» **PROBLEM TO SOLVE**
Pick out every line in the entries below that contains the word "close" and copy each of those lines.

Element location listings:
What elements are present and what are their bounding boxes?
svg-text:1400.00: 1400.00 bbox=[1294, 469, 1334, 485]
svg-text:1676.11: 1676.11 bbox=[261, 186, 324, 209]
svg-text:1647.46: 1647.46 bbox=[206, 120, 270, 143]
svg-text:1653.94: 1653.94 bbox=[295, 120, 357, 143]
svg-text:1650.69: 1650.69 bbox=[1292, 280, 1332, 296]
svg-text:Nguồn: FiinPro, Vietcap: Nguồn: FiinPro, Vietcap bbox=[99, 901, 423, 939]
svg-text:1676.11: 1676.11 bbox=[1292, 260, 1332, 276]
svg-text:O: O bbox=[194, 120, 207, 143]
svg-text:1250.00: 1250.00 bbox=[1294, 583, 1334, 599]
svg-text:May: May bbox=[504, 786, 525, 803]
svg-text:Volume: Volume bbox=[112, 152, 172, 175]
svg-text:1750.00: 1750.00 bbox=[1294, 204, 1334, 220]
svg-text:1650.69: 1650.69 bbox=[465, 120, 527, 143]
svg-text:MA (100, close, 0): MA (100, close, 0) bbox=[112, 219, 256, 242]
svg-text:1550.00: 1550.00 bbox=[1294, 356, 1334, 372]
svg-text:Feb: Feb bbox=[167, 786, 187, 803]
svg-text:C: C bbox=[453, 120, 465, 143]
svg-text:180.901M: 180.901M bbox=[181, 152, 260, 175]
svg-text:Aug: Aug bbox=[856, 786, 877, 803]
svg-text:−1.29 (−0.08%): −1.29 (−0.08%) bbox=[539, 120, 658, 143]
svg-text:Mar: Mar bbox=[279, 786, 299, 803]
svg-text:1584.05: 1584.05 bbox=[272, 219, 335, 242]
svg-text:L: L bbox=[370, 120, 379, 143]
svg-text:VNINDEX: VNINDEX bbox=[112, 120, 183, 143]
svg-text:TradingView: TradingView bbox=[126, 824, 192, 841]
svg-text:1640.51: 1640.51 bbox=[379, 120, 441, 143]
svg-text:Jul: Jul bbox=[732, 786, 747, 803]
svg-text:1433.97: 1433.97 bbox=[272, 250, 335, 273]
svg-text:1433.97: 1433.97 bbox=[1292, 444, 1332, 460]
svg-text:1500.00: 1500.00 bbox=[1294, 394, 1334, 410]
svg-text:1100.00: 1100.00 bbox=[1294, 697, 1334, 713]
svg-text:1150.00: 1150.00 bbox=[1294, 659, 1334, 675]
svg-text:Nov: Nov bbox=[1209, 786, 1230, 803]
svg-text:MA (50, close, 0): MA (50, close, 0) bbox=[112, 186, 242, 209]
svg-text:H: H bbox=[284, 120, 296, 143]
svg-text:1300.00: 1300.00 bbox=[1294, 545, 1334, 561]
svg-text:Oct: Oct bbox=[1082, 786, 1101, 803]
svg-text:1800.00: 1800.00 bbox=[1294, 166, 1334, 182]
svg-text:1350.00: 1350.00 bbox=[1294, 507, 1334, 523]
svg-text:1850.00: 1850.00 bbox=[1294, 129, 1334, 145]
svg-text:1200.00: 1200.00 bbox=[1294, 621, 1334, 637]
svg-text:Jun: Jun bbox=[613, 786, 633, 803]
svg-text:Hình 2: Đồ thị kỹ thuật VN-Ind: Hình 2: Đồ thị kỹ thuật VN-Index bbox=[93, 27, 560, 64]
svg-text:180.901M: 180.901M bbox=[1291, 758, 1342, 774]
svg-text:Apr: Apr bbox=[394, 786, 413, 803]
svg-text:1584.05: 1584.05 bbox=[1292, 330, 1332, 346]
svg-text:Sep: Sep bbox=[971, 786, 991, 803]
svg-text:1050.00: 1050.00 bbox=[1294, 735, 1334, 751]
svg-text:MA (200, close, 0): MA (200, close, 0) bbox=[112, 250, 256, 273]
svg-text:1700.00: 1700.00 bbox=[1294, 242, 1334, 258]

» **OUTPUT OF THE TASK**
svg-text:MA (100, close, 0): MA (100, close, 0) bbox=[112, 219, 256, 242]
svg-text:MA (50, close, 0): MA (50, close, 0) bbox=[112, 186, 242, 209]
svg-text:MA (200, close, 0): MA (200, close, 0) bbox=[112, 250, 256, 273]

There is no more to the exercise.